§ **TASK TO COMPLETE**: Copy the material verbatim from its first line through the line containing "chart-title-line-3: los aplicarías?", including both of those lines.

§ **GIVEN RECORDS**:

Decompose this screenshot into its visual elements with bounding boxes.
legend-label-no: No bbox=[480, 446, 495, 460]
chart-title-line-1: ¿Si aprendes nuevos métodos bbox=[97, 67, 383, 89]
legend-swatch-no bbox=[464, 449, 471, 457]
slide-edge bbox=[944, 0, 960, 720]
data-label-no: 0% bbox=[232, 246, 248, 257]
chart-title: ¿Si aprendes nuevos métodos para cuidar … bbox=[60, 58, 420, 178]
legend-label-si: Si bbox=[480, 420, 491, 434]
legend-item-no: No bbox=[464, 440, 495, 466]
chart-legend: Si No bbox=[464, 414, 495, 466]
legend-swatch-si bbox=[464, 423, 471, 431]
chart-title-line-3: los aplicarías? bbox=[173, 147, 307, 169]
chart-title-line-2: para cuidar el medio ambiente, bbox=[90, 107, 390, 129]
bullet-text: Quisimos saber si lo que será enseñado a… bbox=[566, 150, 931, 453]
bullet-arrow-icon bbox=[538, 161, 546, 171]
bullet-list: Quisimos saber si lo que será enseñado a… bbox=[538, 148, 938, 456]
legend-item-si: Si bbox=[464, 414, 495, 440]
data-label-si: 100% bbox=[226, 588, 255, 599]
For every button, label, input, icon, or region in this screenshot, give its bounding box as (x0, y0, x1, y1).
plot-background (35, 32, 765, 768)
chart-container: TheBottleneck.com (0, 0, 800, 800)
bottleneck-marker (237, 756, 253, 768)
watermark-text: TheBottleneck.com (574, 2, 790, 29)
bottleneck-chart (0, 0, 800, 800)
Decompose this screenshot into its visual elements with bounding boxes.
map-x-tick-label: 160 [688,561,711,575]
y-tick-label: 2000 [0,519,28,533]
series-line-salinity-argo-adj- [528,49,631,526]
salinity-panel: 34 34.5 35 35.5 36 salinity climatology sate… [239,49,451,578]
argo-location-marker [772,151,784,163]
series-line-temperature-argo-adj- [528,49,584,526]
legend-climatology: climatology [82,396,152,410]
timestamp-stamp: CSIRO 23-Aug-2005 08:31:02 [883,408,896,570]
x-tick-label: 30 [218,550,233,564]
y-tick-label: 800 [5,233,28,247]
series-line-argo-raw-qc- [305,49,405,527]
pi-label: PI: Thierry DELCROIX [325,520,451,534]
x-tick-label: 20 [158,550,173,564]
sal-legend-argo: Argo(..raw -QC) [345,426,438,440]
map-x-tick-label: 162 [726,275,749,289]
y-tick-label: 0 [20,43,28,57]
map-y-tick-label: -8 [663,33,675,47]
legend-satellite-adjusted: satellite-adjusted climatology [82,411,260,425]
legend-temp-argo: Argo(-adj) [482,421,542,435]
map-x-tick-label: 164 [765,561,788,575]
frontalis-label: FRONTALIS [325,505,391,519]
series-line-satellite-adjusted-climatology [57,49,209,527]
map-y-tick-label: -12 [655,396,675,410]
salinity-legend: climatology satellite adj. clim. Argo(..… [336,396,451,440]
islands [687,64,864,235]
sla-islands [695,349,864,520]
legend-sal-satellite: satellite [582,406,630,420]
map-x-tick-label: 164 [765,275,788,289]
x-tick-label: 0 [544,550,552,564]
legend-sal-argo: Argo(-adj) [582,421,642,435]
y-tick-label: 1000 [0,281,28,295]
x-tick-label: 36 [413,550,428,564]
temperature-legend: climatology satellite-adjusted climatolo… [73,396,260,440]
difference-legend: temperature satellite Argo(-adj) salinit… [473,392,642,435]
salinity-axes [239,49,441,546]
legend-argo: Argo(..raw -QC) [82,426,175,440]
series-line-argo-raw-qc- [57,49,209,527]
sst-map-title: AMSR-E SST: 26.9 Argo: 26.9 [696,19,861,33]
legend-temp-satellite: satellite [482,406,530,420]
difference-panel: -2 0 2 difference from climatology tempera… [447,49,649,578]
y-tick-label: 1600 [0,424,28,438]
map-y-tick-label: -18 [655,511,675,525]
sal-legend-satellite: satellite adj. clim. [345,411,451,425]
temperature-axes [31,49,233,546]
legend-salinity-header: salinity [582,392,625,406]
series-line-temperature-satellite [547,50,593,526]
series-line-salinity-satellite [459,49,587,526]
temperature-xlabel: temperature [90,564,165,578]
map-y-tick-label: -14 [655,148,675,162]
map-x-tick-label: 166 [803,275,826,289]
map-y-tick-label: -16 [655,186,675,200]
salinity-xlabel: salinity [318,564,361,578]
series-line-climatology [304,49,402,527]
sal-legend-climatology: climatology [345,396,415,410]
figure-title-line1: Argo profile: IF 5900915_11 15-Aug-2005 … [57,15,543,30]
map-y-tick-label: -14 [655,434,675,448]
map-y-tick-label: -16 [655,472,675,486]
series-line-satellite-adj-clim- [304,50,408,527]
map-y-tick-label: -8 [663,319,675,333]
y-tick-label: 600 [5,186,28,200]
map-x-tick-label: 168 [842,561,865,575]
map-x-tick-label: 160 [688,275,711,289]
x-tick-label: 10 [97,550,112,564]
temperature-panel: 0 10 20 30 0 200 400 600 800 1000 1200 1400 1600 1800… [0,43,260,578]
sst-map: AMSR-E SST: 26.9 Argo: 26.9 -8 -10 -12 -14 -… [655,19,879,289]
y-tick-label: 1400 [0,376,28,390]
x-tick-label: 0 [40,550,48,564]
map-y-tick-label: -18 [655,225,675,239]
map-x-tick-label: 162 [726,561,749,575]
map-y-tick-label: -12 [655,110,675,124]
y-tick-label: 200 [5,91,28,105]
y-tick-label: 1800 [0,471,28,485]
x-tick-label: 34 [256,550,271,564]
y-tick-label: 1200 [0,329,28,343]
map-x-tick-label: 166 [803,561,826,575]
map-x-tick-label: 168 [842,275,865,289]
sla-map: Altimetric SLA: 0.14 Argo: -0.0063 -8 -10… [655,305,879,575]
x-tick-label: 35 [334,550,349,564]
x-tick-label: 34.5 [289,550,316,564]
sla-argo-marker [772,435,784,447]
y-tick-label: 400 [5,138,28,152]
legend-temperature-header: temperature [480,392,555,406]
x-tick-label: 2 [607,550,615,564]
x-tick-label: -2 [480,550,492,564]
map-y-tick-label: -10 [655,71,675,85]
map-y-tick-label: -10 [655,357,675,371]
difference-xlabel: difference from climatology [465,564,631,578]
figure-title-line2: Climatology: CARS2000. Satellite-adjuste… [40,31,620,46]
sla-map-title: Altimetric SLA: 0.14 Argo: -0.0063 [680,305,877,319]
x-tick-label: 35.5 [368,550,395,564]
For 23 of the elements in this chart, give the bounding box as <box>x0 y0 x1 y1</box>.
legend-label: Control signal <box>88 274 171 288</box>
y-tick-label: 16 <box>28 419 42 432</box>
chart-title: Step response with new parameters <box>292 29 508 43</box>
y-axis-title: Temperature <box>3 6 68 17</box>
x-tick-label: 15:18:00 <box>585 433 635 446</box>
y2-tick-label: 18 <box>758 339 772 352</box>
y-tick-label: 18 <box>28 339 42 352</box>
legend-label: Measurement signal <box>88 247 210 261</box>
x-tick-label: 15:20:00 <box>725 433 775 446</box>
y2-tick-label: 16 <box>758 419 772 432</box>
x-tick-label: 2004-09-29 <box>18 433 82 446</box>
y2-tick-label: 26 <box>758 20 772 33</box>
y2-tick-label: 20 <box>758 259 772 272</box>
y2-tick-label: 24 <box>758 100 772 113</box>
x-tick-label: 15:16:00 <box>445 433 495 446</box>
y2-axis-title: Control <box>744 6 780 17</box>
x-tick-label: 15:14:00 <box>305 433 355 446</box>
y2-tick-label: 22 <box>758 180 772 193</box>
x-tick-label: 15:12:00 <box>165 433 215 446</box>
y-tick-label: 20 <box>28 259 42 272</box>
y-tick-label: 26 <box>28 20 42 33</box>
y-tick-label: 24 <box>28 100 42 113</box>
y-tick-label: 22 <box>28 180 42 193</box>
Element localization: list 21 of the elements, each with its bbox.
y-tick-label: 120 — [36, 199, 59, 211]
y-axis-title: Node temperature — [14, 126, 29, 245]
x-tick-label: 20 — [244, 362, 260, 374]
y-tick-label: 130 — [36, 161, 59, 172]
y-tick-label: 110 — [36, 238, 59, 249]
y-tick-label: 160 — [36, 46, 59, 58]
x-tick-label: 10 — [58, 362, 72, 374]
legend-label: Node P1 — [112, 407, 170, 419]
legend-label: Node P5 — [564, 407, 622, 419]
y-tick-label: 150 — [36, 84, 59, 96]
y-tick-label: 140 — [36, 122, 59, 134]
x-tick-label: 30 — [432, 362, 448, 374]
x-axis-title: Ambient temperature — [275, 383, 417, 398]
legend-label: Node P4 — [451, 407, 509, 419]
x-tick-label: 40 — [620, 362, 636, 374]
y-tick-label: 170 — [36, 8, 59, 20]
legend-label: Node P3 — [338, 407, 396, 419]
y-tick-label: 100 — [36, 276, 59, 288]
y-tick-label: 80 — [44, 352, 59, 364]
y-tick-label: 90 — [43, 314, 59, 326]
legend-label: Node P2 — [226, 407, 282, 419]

§ **TASK ANSWER**:
Decompose this screenshot into its visual elements with bounding boxes.
legend-label-no: No bbox=[480, 446, 495, 460]
chart-title-line-1: ¿Si aprendes nuevos métodos bbox=[97, 67, 383, 89]
legend-swatch-no bbox=[464, 449, 471, 457]
slide-edge bbox=[944, 0, 960, 720]
data-label-no: 0% bbox=[232, 246, 248, 257]
chart-title: ¿Si aprendes nuevos métodos para cuidar … bbox=[60, 58, 420, 178]
legend-label-si: Si bbox=[480, 420, 491, 434]
legend-item-no: No bbox=[464, 440, 495, 466]
chart-legend: Si No bbox=[464, 414, 495, 466]
legend-swatch-si bbox=[464, 423, 471, 431]
chart-title-line-3: los aplicarías? bbox=[173, 147, 307, 169]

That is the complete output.